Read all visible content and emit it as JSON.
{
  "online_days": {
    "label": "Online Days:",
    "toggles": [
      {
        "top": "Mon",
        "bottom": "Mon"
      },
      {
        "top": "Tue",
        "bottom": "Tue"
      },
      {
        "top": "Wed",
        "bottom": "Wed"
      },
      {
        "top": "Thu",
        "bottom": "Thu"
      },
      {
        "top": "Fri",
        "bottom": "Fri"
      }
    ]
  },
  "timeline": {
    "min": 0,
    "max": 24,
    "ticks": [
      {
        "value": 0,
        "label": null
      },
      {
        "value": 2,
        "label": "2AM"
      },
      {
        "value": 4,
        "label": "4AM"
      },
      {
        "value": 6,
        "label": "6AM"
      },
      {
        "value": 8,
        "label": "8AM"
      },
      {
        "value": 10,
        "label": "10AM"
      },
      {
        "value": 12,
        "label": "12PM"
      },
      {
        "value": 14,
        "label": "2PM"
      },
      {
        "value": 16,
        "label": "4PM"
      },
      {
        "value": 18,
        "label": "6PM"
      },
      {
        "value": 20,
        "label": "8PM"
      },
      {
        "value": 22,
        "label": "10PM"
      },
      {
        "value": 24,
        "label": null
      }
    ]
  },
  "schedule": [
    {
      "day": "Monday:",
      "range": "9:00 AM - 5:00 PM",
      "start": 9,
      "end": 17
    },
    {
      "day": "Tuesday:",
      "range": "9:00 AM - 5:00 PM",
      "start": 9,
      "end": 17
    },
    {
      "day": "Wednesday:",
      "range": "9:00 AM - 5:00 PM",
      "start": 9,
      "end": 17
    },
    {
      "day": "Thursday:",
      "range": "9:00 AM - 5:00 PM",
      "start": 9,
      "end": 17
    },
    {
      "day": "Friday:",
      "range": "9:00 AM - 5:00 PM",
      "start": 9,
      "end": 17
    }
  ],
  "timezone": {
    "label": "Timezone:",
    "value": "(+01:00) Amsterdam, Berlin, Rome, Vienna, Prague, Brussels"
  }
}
++++
* [YOUR TASK]:
Return the entries in full, keeping every line exactly as it is.

* [THE ANSWER]:
Read all visible content and emit it as JSON.
{
  "online_days": {
    "label": "Online Days:",
    "toggles": [
      {
        "top": "Mon",
        "bottom": "Mon"
      },
      {
        "top": "Tue",
        "bottom": "Tue"
      },
      {
        "top": "Wed",
        "bottom": "Wed"
      },
      {
        "top": "Thu",
        "bottom": "Thu"
      },
      {
        "top": "Fri",
        "bottom": "Fri"
      }
    ]
  },
  "timeline": {
    "min": 0,
    "max": 24,
    "ticks": [
      {
        "value": 0,
        "label": null
      },
      {
        "value": 2,
        "label": "2AM"
      },
      {
        "value": 4,
        "label": "4AM"
      },
      {
        "value": 6,
        "label": "6AM"
      },
      {
        "value": 8,
        "label": "8AM"
      },
      {
        "value": 10,
        "label": "10AM"
      },
      {
        "value": 12,
        "label": "12PM"
      },
      {
        "value": 14,
        "label": "2PM"
      },
      {
        "value": 16,
        "label": "4PM"
      },
      {
        "value": 18,
        "label": "6PM"
      },
      {
        "value": 20,
        "label": "8PM"
      },
      {
        "value": 22,
        "label": "10PM"
      },
      {
        "value": 24,
        "label": null
      }
    ]
  },
  "schedule": [
    {
      "day": "Monday:",
      "range": "9:00 AM - 5:00 PM",
      "start": 9,
      "end": 17
    },
    {
      "day": "Tuesday:",
      "range": "9:00 AM - 5:00 PM",
      "start": 9,
      "end": 17
    },
    {
      "day": "Wednesday:",
      "range": "9:00 AM - 5:00 PM",
      "start": 9,
      "end": 17
    },
    {
      "day": "Thursday:",
      "range": "9:00 AM - 5:00 PM",
      "start": 9,
      "end": 17
    },
    {
      "day": "Friday:",
      "range": "9:00 AM - 5:00 PM",
      "start": 9,
      "end": 17
    }
  ],
  "timezone": {
    "label": "Timezone:",
    "value": "(+01:00) Amsterdam, Berlin, Rome, Vienna, Prague, Brussels"
  }
}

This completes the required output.